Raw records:
# # # #

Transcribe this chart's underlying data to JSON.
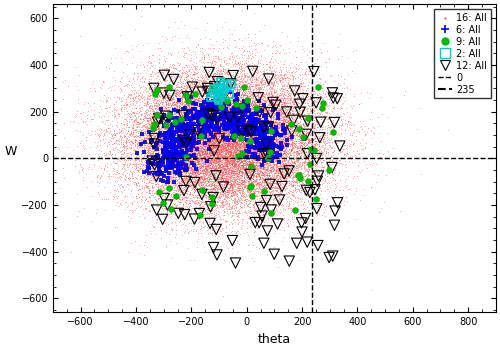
{
  "title": "",
  "xlabel": "theta",
  "ylabel": "W",
  "xlim": [
    -700,
    900
  ],
  "ylim": [
    -660,
    660
  ],
  "xticks": [
    -600,
    -400,
    -200,
    0,
    200,
    400,
    600,
    800
  ],
  "yticks": [
    -600,
    -400,
    -200,
    0,
    200,
    400,
    600
  ],
  "dashed_x": 235,
  "dashed_y": 0,
  "legend_labels": [
    "16: All",
    "6: All",
    "9: All",
    "2: All",
    "12: All",
    "0",
    "235"
  ],
  "stream16_color": "#ff4444",
  "stream6_color": "#0000ee",
  "stream9_color": "#00bb00",
  "stream2_color": "#00cccc",
  "stream12_color": "#000000",
  "n_stream16": 25000,
  "n_stream6": 800,
  "n_stream9": 65,
  "n_stream2": 18,
  "n_stream12": 130,
  "seed": 42
}
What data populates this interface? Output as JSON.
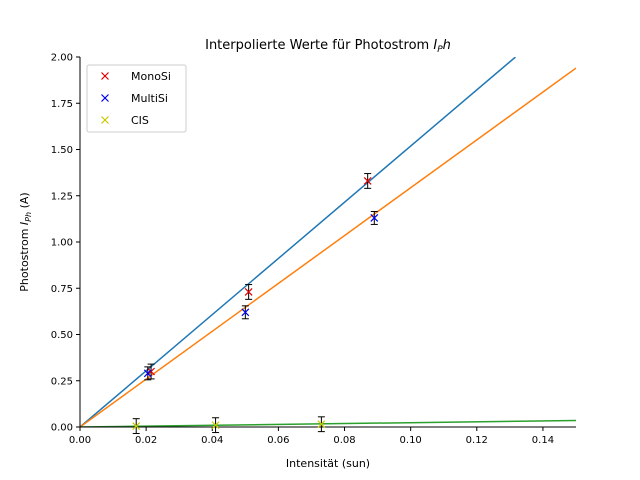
{
  "chart_data": {
    "type": "scatter",
    "title": "Interpolierte Werte für Photostrom ",
    "title_symbol": "I",
    "title_sub": "P",
    "title_tail": "h",
    "xlabel": "Intensität (sun)",
    "ylabel": "Photostrom ",
    "ylabel_symbol": "I",
    "ylabel_sub": "Ph",
    "ylabel_tail": " (A)",
    "xlim": [
      0,
      0.15
    ],
    "ylim": [
      0,
      2.0
    ],
    "xticks": [
      0.0,
      0.02,
      0.04,
      0.06,
      0.08,
      0.1,
      0.12,
      0.14
    ],
    "xtick_labels": [
      "0.00",
      "0.02",
      "0.04",
      "0.06",
      "0.08",
      "0.10",
      "0.12",
      "0.14"
    ],
    "yticks": [
      0.0,
      0.25,
      0.5,
      0.75,
      1.0,
      1.25,
      1.5,
      1.75,
      2.0
    ],
    "ytick_labels": [
      "0.00",
      "0.25",
      "0.50",
      "0.75",
      "1.00",
      "1.25",
      "1.50",
      "1.75",
      "2.00"
    ],
    "grid": false,
    "legend_position": "top-left",
    "series": [
      {
        "name": "MonoSi",
        "marker": "x",
        "color": "#e00000",
        "x": [
          0.0215,
          0.051,
          0.087
        ],
        "y": [
          0.3,
          0.73,
          1.33
        ],
        "yerr": [
          0.04,
          0.04,
          0.04
        ]
      },
      {
        "name": "MultiSi",
        "marker": "x",
        "color": "#0000ee",
        "x": [
          0.0205,
          0.05,
          0.089
        ],
        "y": [
          0.29,
          0.62,
          1.13
        ],
        "yerr": [
          0.035,
          0.035,
          0.035
        ]
      },
      {
        "name": "CIS",
        "marker": "x",
        "color": "#c8c800",
        "x": [
          0.017,
          0.041,
          0.073
        ],
        "y": [
          0.005,
          0.01,
          0.015
        ],
        "yerr": [
          0.04,
          0.04,
          0.04
        ]
      }
    ],
    "fit_lines": [
      {
        "color": "#1f77b4",
        "x": [
          0,
          0.1317
        ],
        "y": [
          0,
          2.0
        ]
      },
      {
        "color": "#ff7f0e",
        "x": [
          0,
          0.15
        ],
        "y": [
          0,
          1.94
        ]
      },
      {
        "color": "#2ca02c",
        "x": [
          0,
          0.15
        ],
        "y": [
          0,
          0.035
        ]
      }
    ]
  }
}
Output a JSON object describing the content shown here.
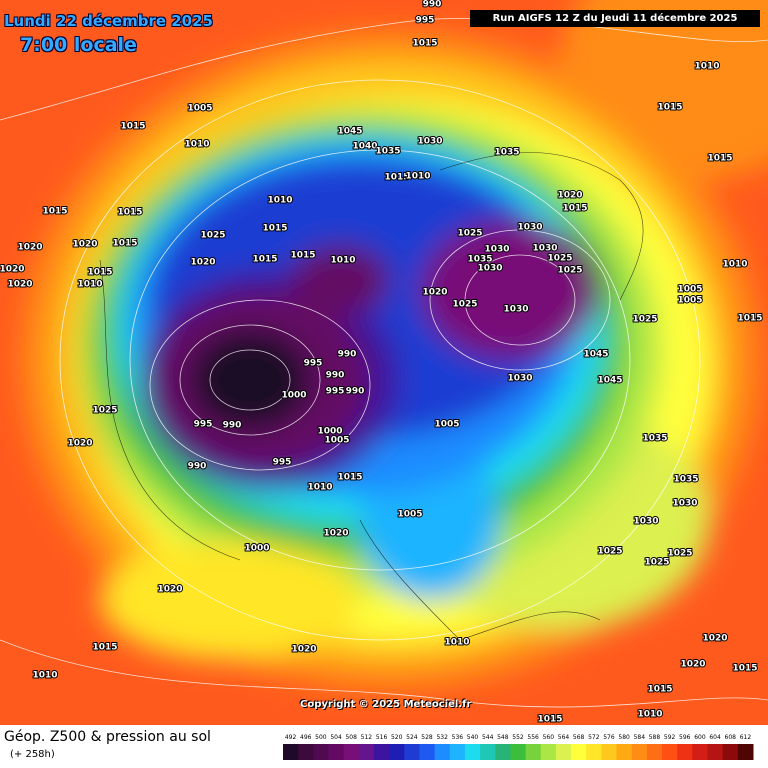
{
  "header": {
    "title": "Lundi 22 décembre 2025",
    "subtitle": "7:00 locale",
    "run": "Run AIGFS 12 Z du Jeudi 11 décembre 2025"
  },
  "map": {
    "copyright": "Copyright © 2025 Meteociel.fr",
    "pressure_labels": [
      "990",
      "995",
      "1015",
      "1010",
      "1005",
      "1015",
      "1010",
      "1045",
      "1040",
      "1035",
      "1030",
      "1035",
      "1015",
      "1015",
      "1015",
      "1010",
      "1020",
      "1015",
      "1015",
      "1015",
      "1010",
      "1025",
      "1015",
      "1020",
      "1020",
      "1015",
      "1025",
      "1030",
      "1030",
      "1030",
      "1035",
      "1030",
      "1025",
      "1025",
      "1020",
      "1015",
      "1015",
      "1010",
      "1020",
      "1020",
      "1010",
      "1015",
      "1010",
      "1005",
      "1005",
      "1020",
      "1025",
      "1030",
      "1025",
      "1015",
      "995",
      "990",
      "990",
      "1000",
      "995",
      "990",
      "995",
      "990",
      "1045",
      "1045",
      "1030",
      "1005",
      "1000",
      "1005",
      "990",
      "995",
      "1015",
      "1010",
      "1025",
      "1020",
      "1035",
      "1035",
      "1030",
      "1030",
      "1005",
      "1020",
      "1000",
      "1025",
      "1025",
      "1025",
      "1020",
      "1015",
      "1020",
      "1010",
      "1010",
      "1020",
      "1020",
      "1015",
      "1015",
      "1010",
      "1015"
    ]
  },
  "footer": {
    "title": "Géop. Z500 & pression au sol",
    "lead_time": "(+ 258h)"
  },
  "colorbar": {
    "ticks": [
      492,
      496,
      500,
      504,
      508,
      512,
      516,
      520,
      524,
      528,
      532,
      536,
      540,
      544,
      548,
      552,
      556,
      560,
      564,
      568,
      572,
      576,
      580,
      584,
      588,
      592,
      596,
      600,
      604,
      608,
      612
    ],
    "colors": [
      "#1e0a28",
      "#3c0a3c",
      "#500a50",
      "#640a64",
      "#780f78",
      "#64148c",
      "#3c14a0",
      "#1e1eb4",
      "#1e3cd2",
      "#1e5af0",
      "#1e8cff",
      "#1eb4ff",
      "#1edcf0",
      "#1ec8b4",
      "#28b478",
      "#3cbe3c",
      "#78d23c",
      "#aae646",
      "#dcf050",
      "#ffff3c",
      "#ffe628",
      "#ffc81e",
      "#ffaa14",
      "#ff8c14",
      "#ff6e14",
      "#ff5014",
      "#f03214",
      "#d21e14",
      "#b41414",
      "#8c0a0a",
      "#500505"
    ]
  }
}
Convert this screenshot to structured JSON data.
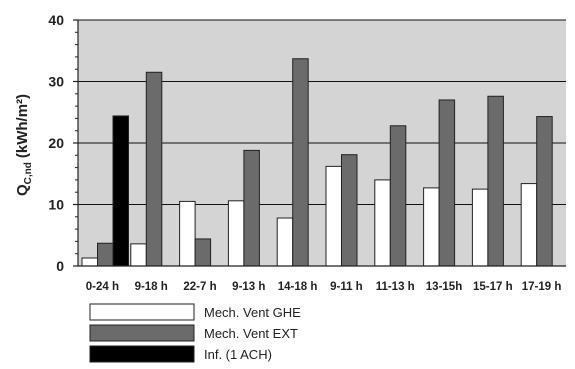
{
  "chart_data": {
    "type": "bar",
    "categories": [
      "0-24 h",
      "9-18 h",
      "22-7 h",
      "9-13 h",
      "14-18 h",
      "9-11 h",
      "11-13 h",
      "13-15h",
      "15-17 h",
      "17-19 h"
    ],
    "series": [
      {
        "name": "Mech. Vent GHE",
        "color": "#ffffff",
        "values": [
          1.3,
          3.6,
          10.5,
          10.6,
          7.8,
          16.2,
          14.0,
          12.7,
          12.5,
          13.4
        ]
      },
      {
        "name": "Mech. Vent EXT",
        "color": "#6b6b6b",
        "values": [
          3.7,
          31.5,
          4.4,
          18.8,
          33.7,
          18.1,
          22.8,
          27.0,
          27.6,
          24.3
        ]
      },
      {
        "name": "Inf. (1 ACH)",
        "color": "#000000",
        "values": [
          24.4,
          null,
          null,
          null,
          null,
          null,
          null,
          null,
          null,
          null
        ]
      }
    ],
    "ylabel_main": "Q",
    "ylabel_sub": "C,nd",
    "ylabel_unit": "(kWh/m²)",
    "ylim": [
      0,
      40
    ],
    "yticks": [
      0,
      10,
      20,
      30,
      40
    ],
    "grid": true,
    "plot_background": "#d4d4d4",
    "legend_position": "bottom-left"
  }
}
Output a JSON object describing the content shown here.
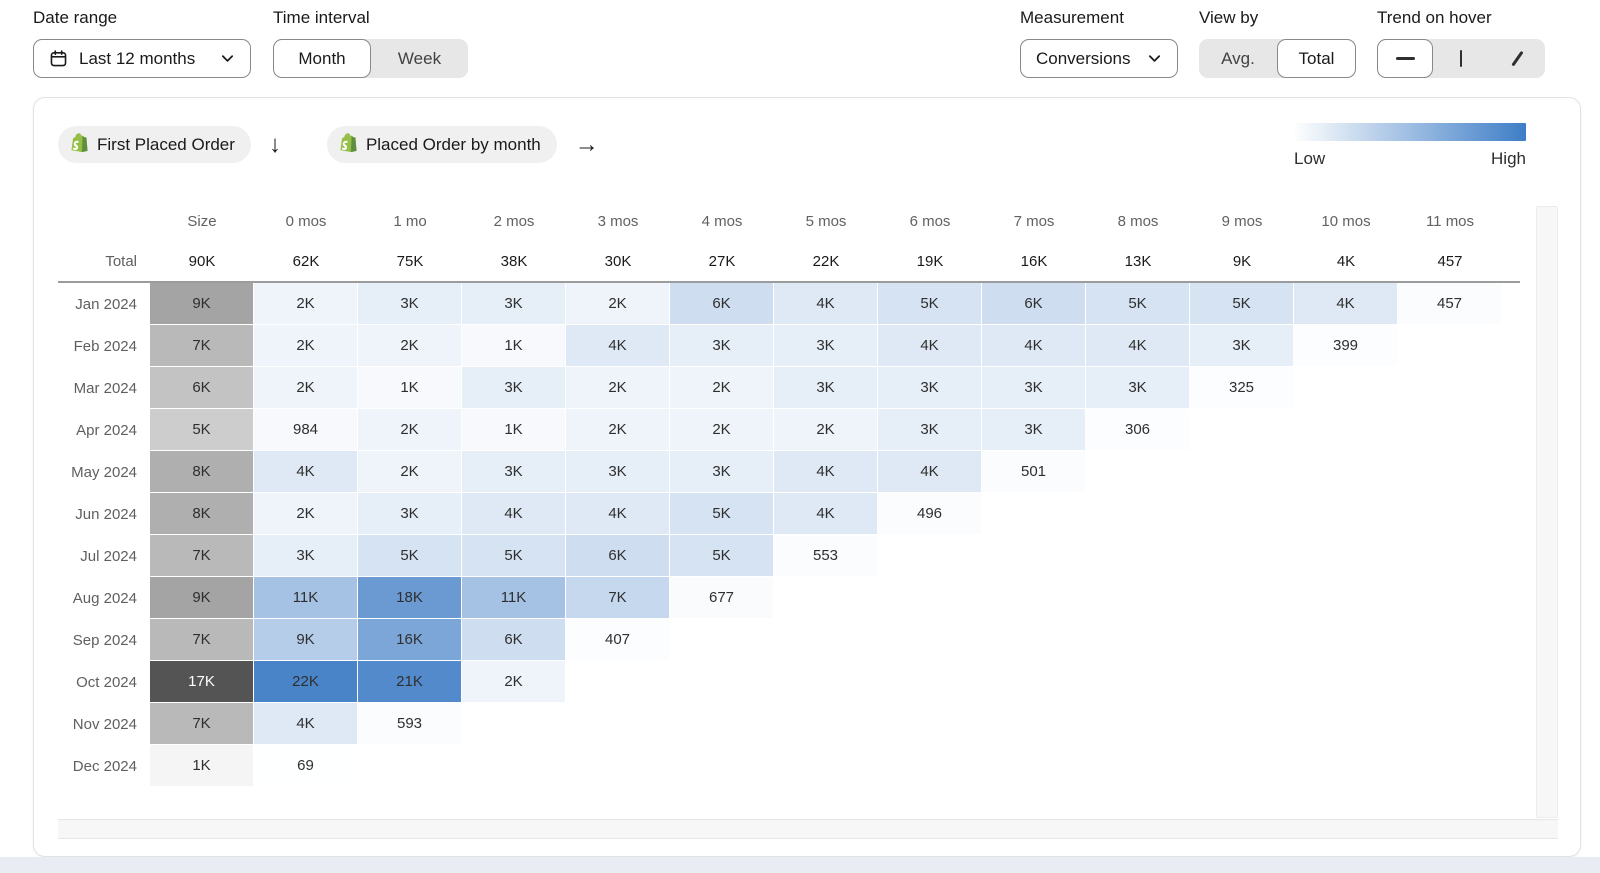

# # # #

Stated exercise: Skip the pictures and transcribe the rest of the records exactly.

Answer to this task:
Transcribe this chart's underlying data to JSON.
{
  "title": "",
  "xlabel": "theta",
  "ylabel": "W",
  "xlim": [
    -700,
    900
  ],
  "ylim": [
    -660,
    660
  ],
  "xticks": [
    -600,
    -400,
    -200,
    0,
    200,
    400,
    600,
    800
  ],
  "yticks": [
    -600,
    -400,
    -200,
    0,
    200,
    400,
    600
  ],
  "dashed_x": 235,
  "dashed_y": 0,
  "legend_labels": [
    "16: All",
    "6: All",
    "9: All",
    "2: All",
    "12: All",
    "0",
    "235"
  ],
  "stream16_color": "#ff4444",
  "stream6_color": "#0000ee",
  "stream9_color": "#00bb00",
  "stream2_color": "#00cccc",
  "stream12_color": "#000000",
  "n_stream16": 25000,
  "n_stream6": 800,
  "n_stream9": 65,
  "n_stream2": 18,
  "n_stream12": 130,
  "seed": 42
}
What data populates this interface? Output as JSON.
{
  "chart_data": {
    "type": "scatter",
    "title": "Interpolierte Werte für Photostrom ",
    "title_symbol": "I",
    "title_sub": "P",
    "title_tail": "h",
    "xlabel": "Intensität (sun)",
    "ylabel": "Photostrom ",
    "ylabel_symbol": "I",
    "ylabel_sub": "Ph",
    "ylabel_tail": " (A)",
    "xlim": [
      0,
      0.15
    ],
    "ylim": [
      0,
      2.0
    ],
    "xticks": [
      0.0,
      0.02,
      0.04,
      0.06,
      0.08,
      0.1,
      0.12,
      0.14
    ],
    "xtick_labels": [
      "0.00",
      "0.02",
      "0.04",
      "0.06",
      "0.08",
      "0.10",
      "0.12",
      "0.14"
    ],
    "yticks": [
      0.0,
      0.25,
      0.5,
      0.75,
      1.0,
      1.25,
      1.5,
      1.75,
      2.0
    ],
    "ytick_labels": [
      "0.00",
      "0.25",
      "0.50",
      "0.75",
      "1.00",
      "1.25",
      "1.50",
      "1.75",
      "2.00"
    ],
    "grid": false,
    "legend_position": "top-left",
    "series": [
      {
        "name": "MonoSi",
        "marker": "x",
        "color": "#e00000",
        "x": [
          0.0215,
          0.051,
          0.087
        ],
        "y": [
          0.3,
          0.73,
          1.33
        ],
        "yerr": [
          0.04,
          0.04,
          0.04
        ]
      },
      {
        "name": "MultiSi",
        "marker": "x",
        "color": "#0000ee",
        "x": [
          0.0205,
          0.05,
          0.089
        ],
        "y": [
          0.29,
          0.62,
          1.13
        ],
        "yerr": [
          0.035,
          0.035,
          0.035
        ]
      },
      {
        "name": "CIS",
        "marker": "x",
        "color": "#c8c800",
        "x": [
          0.017,
          0.041,
          0.073
        ],
        "y": [
          0.005,
          0.01,
          0.015
        ],
        "yerr": [
          0.04,
          0.04,
          0.04
        ]
      }
    ],
    "fit_lines": [
      {
        "color": "#1f77b4",
        "x": [
          0,
          0.1317
        ],
        "y": [
          0,
          2.0
        ]
      },
      {
        "color": "#ff7f0e",
        "x": [
          0,
          0.15
        ],
        "y": [
          0,
          1.94
        ]
      },
      {
        "color": "#2ca02c",
        "x": [
          0,
          0.15
        ],
        "y": [
          0,
          0.035
        ]
      }
    ]
  }
}
Output a JSON object describing the content shown here.
{
  "header": {
    "title": "Lundi 22 décembre 2025",
    "subtitle": "7:00 locale",
    "run": "Run AIGFS 12 Z du Jeudi 11 décembre 2025"
  },
  "map": {
    "copyright": "Copyright © 2025 Meteociel.fr",
    "pressure_labels": [
      "990",
      "995",
      "1015",
      "1010",
      "1005",
      "1015",
      "1010",
      "1045",
      "1040",
      "1035",
      "1030",
      "1035",
      "1015",
      "1015",
      "1015",
      "1010",
      "1020",
      "1015",
      "1015",
      "1015",
      "1010",
      "1025",
      "1015",
      "1020",
      "1020",
      "1015",
      "1025",
      "1030",
      "1030",
      "1030",
      "1035",
      "1030",
      "1025",
      "1025",
      "1020",
      "1015",
      "1015",
      "1010",
      "1020",
      "1020",
      "1010",
      "1015",
      "1010",
      "1005",
      "1005",
      "1020",
      "1025",
      "1030",
      "1025",
      "1015",
      "995",
      "990",
      "990",
      "1000",
      "995",
      "990",
      "995",
      "990",
      "1045",
      "1045",
      "1030",
      "1005",
      "1000",
      "1005",
      "990",
      "995",
      "1015",
      "1010",
      "1025",
      "1020",
      "1035",
      "1035",
      "1030",
      "1030",
      "1005",
      "1020",
      "1000",
      "1025",
      "1025",
      "1025",
      "1020",
      "1015",
      "1020",
      "1010",
      "1010",
      "1020",
      "1020",
      "1015",
      "1015",
      "1010",
      "1015"
    ]
  },
  "footer": {
    "title": "Géop. Z500 & pression au sol",
    "lead_time": "(+ 258h)"
  },
  "colorbar": {
    "ticks": [
      492,
      496,
      500,
      504,
      508,
      512,
      516,
      520,
      524,
      528,
      532,
      536,
      540,
      544,
      548,
      552,
      556,
      560,
      564,
      568,
      572,
      576,
      580,
      584,
      588,
      592,
      596,
      600,
      604,
      608,
      612
    ],
    "colors": [
      "#1e0a28",
      "#3c0a3c",
      "#500a50",
      "#640a64",
      "#780f78",
      "#64148c",
      "#3c14a0",
      "#1e1eb4",
      "#1e3cd2",
      "#1e5af0",
      "#1e8cff",
      "#1eb4ff",
      "#1edcf0",
      "#1ec8b4",
      "#28b478",
      "#3cbe3c",
      "#78d23c",
      "#aae646",
      "#dcf050",
      "#ffff3c",
      "#ffe628",
      "#ffc81e",
      "#ffaa14",
      "#ff8c14",
      "#ff6e14",
      "#ff5014",
      "#f03214",
      "#d21e14",
      "#b41414",
      "#8c0a0a",
      "#500505"
    ]
  }
}
Convert this screenshot to structured JSON data.
{
  "chart_data": {
    "type": "bar",
    "categories": [
      "0-24 h",
      "9-18 h",
      "22-7 h",
      "9-13 h",
      "14-18 h",
      "9-11 h",
      "11-13 h",
      "13-15h",
      "15-17 h",
      "17-19 h"
    ],
    "series": [
      {
        "name": "Mech. Vent GHE",
        "color": "#ffffff",
        "values": [
          1.3,
          3.6,
          10.5,
          10.6,
          7.8,
          16.2,
          14.0,
          12.7,
          12.5,
          13.4
        ]
      },
      {
        "name": "Mech. Vent EXT",
        "color": "#6b6b6b",
        "values": [
          3.7,
          31.5,
          4.4,
          18.8,
          33.7,
          18.1,
          22.8,
          27.0,
          27.6,
          24.3
        ]
      },
      {
        "name": "Inf. (1 ACH)",
        "color": "#000000",
        "values": [
          24.4,
          null,
          null,
          null,
          null,
          null,
          null,
          null,
          null,
          null
        ]
      }
    ],
    "ylabel_main": "Q",
    "ylabel_sub": "C,nd",
    "ylabel_unit": "(kWh/m²)",
    "ylim": [
      0,
      40
    ],
    "yticks": [
      0,
      10,
      20,
      30,
      40
    ],
    "grid": true,
    "plot_background": "#d4d4d4",
    "legend_position": "bottom-left"
  }
}
Output a JSON object describing the content shown here.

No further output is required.